==== GIVEN RECORDS ====
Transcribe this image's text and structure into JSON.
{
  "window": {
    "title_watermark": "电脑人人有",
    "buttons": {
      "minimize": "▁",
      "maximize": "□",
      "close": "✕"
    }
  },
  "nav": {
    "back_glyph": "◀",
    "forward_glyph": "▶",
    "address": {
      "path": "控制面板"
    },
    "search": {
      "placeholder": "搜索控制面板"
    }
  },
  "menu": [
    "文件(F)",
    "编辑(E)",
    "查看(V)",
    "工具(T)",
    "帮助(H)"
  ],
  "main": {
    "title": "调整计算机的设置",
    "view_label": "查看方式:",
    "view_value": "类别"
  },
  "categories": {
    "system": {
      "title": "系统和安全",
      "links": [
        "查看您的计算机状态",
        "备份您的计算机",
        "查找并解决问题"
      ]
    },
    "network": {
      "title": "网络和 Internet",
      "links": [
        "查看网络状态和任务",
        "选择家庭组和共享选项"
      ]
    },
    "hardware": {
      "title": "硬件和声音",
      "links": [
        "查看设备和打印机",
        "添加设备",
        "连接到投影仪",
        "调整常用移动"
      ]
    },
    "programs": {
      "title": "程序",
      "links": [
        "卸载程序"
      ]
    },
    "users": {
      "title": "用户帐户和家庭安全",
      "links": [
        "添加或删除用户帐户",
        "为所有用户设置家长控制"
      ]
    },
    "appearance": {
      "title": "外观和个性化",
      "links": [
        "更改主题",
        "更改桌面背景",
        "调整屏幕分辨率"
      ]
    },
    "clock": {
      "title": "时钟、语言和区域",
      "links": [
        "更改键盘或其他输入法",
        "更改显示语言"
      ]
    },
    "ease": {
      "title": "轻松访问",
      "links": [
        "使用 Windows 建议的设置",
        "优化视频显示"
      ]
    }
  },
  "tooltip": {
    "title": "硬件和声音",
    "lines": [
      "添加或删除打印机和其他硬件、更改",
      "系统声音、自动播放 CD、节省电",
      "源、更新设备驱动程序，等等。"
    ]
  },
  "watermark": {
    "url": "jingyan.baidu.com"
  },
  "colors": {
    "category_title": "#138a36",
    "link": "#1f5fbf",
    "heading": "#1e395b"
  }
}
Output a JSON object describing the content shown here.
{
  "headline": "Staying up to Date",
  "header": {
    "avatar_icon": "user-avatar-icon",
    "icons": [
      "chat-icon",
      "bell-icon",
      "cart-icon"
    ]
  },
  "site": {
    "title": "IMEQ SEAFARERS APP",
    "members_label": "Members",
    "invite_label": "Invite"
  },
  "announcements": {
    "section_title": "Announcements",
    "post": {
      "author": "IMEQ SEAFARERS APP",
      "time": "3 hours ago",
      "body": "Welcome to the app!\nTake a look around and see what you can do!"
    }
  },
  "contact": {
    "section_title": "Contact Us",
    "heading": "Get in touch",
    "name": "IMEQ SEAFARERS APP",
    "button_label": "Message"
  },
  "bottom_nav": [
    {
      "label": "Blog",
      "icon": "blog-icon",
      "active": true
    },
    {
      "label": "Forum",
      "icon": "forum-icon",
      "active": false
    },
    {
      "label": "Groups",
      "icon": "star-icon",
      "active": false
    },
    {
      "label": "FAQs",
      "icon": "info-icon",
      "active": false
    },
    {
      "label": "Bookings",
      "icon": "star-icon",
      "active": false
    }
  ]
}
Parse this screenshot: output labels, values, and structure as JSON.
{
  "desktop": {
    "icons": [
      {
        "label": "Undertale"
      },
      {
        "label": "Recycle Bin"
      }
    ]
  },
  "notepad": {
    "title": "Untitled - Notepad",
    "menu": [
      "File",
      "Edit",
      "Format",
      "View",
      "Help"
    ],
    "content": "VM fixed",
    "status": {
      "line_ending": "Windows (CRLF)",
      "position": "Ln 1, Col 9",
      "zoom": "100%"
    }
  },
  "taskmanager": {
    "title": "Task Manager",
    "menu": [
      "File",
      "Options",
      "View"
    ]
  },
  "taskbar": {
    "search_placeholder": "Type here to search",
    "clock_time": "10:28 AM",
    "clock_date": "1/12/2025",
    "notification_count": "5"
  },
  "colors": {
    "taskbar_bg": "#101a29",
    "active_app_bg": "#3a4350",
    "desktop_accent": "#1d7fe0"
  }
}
====
STATED GOAL: Return every record above exactly as it appears.

RIGHT ANSWER:
Transcribe this image's text and structure into JSON.
{
  "window": {
    "title_watermark": "电脑人人有",
    "buttons": {
      "minimize": "▁",
      "maximize": "□",
      "close": "✕"
    }
  },
  "nav": {
    "back_glyph": "◀",
    "forward_glyph": "▶",
    "address": {
      "path": "控制面板"
    },
    "search": {
      "placeholder": "搜索控制面板"
    }
  },
  "menu": [
    "文件(F)",
    "编辑(E)",
    "查看(V)",
    "工具(T)",
    "帮助(H)"
  ],
  "main": {
    "title": "调整计算机的设置",
    "view_label": "查看方式:",
    "view_value": "类别"
  },
  "categories": {
    "system": {
      "title": "系统和安全",
      "links": [
        "查看您的计算机状态",
        "备份您的计算机",
        "查找并解决问题"
      ]
    },
    "network": {
      "title": "网络和 Internet",
      "links": [
        "查看网络状态和任务",
        "选择家庭组和共享选项"
      ]
    },
    "hardware": {
      "title": "硬件和声音",
      "links": [
        "查看设备和打印机",
        "添加设备",
        "连接到投影仪",
        "调整常用移动"
      ]
    },
    "programs": {
      "title": "程序",
      "links": [
        "卸载程序"
      ]
    },
    "users": {
      "title": "用户帐户和家庭安全",
      "links": [
        "添加或删除用户帐户",
        "为所有用户设置家长控制"
      ]
    },
    "appearance": {
      "title": "外观和个性化",
      "links": [
        "更改主题",
        "更改桌面背景",
        "调整屏幕分辨率"
      ]
    },
    "clock": {
      "title": "时钟、语言和区域",
      "links": [
        "更改键盘或其他输入法",
        "更改显示语言"
      ]
    },
    "ease": {
      "title": "轻松访问",
      "links": [
        "使用 Windows 建议的设置",
        "优化视频显示"
      ]
    }
  },
  "tooltip": {
    "title": "硬件和声音",
    "lines": [
      "添加或删除打印机和其他硬件、更改",
      "系统声音、自动播放 CD、节省电",
      "源、更新设备驱动程序，等等。"
    ]
  },
  "watermark": {
    "url": "jingyan.baidu.com"
  },
  "colors": {
    "category_title": "#138a36",
    "link": "#1f5fbf",
    "heading": "#1e395b"
  }
}
Output a JSON object describing the content shown here.
{
  "headline": "Staying up to Date",
  "header": {
    "avatar_icon": "user-avatar-icon",
    "icons": [
      "chat-icon",
      "bell-icon",
      "cart-icon"
    ]
  },
  "site": {
    "title": "IMEQ SEAFARERS APP",
    "members_label": "Members",
    "invite_label": "Invite"
  },
  "announcements": {
    "section_title": "Announcements",
    "post": {
      "author": "IMEQ SEAFARERS APP",
      "time": "3 hours ago",
      "body": "Welcome to the app!\nTake a look around and see what you can do!"
    }
  },
  "contact": {
    "section_title": "Contact Us",
    "heading": "Get in touch",
    "name": "IMEQ SEAFARERS APP",
    "button_label": "Message"
  },
  "bottom_nav": [
    {
      "label": "Blog",
      "icon": "blog-icon",
      "active": true
    },
    {
      "label": "Forum",
      "icon": "forum-icon",
      "active": false
    },
    {
      "label": "Groups",
      "icon": "star-icon",
      "active": false
    },
    {
      "label": "FAQs",
      "icon": "info-icon",
      "active": false
    },
    {
      "label": "Bookings",
      "icon": "star-icon",
      "active": false
    }
  ]
}
Parse this screenshot: output labels, values, and structure as JSON.
{
  "desktop": {
    "icons": [
      {
        "label": "Undertale"
      },
      {
        "label": "Recycle Bin"
      }
    ]
  },
  "notepad": {
    "title": "Untitled - Notepad",
    "menu": [
      "File",
      "Edit",
      "Format",
      "View",
      "Help"
    ],
    "content": "VM fixed",
    "status": {
      "line_ending": "Windows (CRLF)",
      "position": "Ln 1, Col 9",
      "zoom": "100%"
    }
  },
  "taskmanager": {
    "title": "Task Manager",
    "menu": [
      "File",
      "Options",
      "View"
    ]
  },
  "taskbar": {
    "search_placeholder": "Type here to search",
    "clock_time": "10:28 AM",
    "clock_date": "1/12/2025",
    "notification_count": "5"
  },
  "colors": {
    "taskbar_bg": "#101a29",
    "active_app_bg": "#3a4350",
    "desktop_accent": "#1d7fe0"
  }
}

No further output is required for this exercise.